_SHORT PROBLEM_.
All of the data should be repeated exactly; pictures are not part of the copy.

_DATA PROVIDED_.
►

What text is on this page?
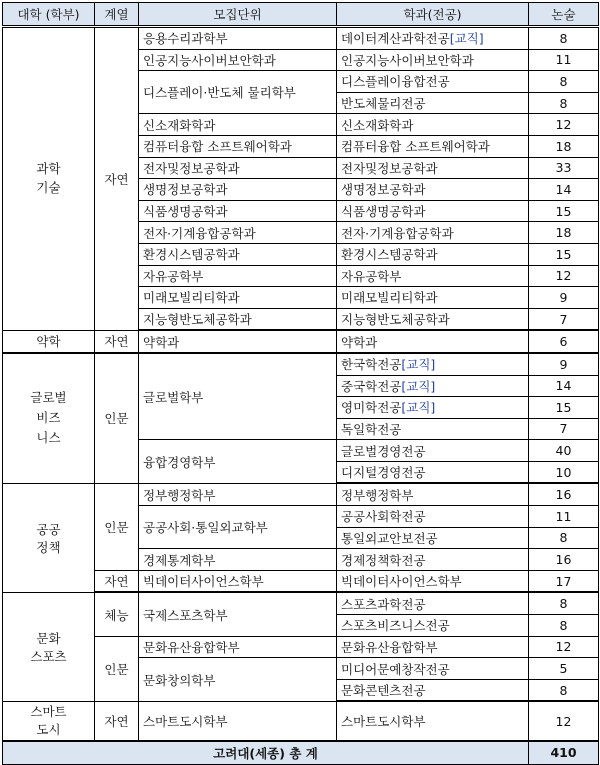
대학 (학부)	계열	모집단위	학과(전공)	논술
과학
기술	자연	응용수리과학부	데이터계산과학전공[교직]	8
		인공지능사이버보안학과	인공지능사이버보안학과	11
		디스플레이·반도체 물리학부	디스플레이융합전공	8
			반도체물리전공	8
		신소재화학과	신소재화학과	12
		컴퓨터융합 소프트웨어학과	컴퓨터융합 소프트웨어학과	18
		전자및정보공학과	전자및정보공학과	33
		생명정보공학과	생명정보공학과	14
		식품생명공학과	식품생명공학과	15
		전자·기계융합공학과	전자·기계융합공학과	18
		환경시스템공학과	환경시스템공학과	15
		자유공학부	자유공학부	12
		미래모빌리티학과	미래모빌리티학과	9
		지능형반도체공학과	지능형반도체공학과	7
약학	자연	약학과	약학과	6
글로벌
비즈
니스	인문	글로벌학부	한국학전공[교직]	9
			중국학전공[교직]	14
			영미학전공[교직]	15
			독일학전공	7
		융합경영학부	글로벌경영전공	40
			디지털경영전공	10
공공
정책	인문	정부행정학부	정부행정학부	16
		공공사회·통일외교학부	공공사회학전공	11
			통일외교안보전공	8
		경제통계학부	경제정책학전공	16
	자연	빅데이터사이언스학부	빅데이터사이언스학부	17
문화
스포츠	체능	국제스포츠학부	스포츠과학전공	8
			스포츠비즈니스전공	8
	인문	문화유산융합학부	문화유산융합학부	12
		문화창의학부	미디어문예창작전공	5
			문화콘텐츠전공	8
스마트
도시	자연	스마트도시학부	스마트도시학부	12
고려대(세종) 총 계				410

◄

_OUTPUT OF THE TASK_.
What text is on this page?
대학 (학부)	계열	모집단위	학과(전공)	논술
과학
기술	자연	응용수리과학부	데이터계산과학전공[교직]	8
		인공지능사이버보안학과	인공지능사이버보안학과	11
		디스플레이·반도체 물리학부	디스플레이융합전공	8
			반도체물리전공	8
		신소재화학과	신소재화학과	12
		컴퓨터융합 소프트웨어학과	컴퓨터융합 소프트웨어학과	18
		전자및정보공학과	전자및정보공학과	33
		생명정보공학과	생명정보공학과	14
		식품생명공학과	식품생명공학과	15
		전자·기계융합공학과	전자·기계융합공학과	18
		환경시스템공학과	환경시스템공학과	15
		자유공학부	자유공학부	12
		미래모빌리티학과	미래모빌리티학과	9
		지능형반도체공학과	지능형반도체공학과	7
약학	자연	약학과	약학과	6
글로벌
비즈
니스	인문	글로벌학부	한국학전공[교직]	9
			중국학전공[교직]	14
			영미학전공[교직]	15
			독일학전공	7
		융합경영학부	글로벌경영전공	40
			디지털경영전공	10
공공
정책	인문	정부행정학부	정부행정학부	16
		공공사회·통일외교학부	공공사회학전공	11
			통일외교안보전공	8
		경제통계학부	경제정책학전공	16
	자연	빅데이터사이언스학부	빅데이터사이언스학부	17
문화
스포츠	체능	국제스포츠학부	스포츠과학전공	8
			스포츠비즈니스전공	8
	인문	문화유산융합학부	문화유산융합학부	12
		문화창의학부	미디어문예창작전공	5
			문화콘텐츠전공	8
스마트
도시	자연	스마트도시학부	스마트도시학부	12
고려대(세종) 총 계				410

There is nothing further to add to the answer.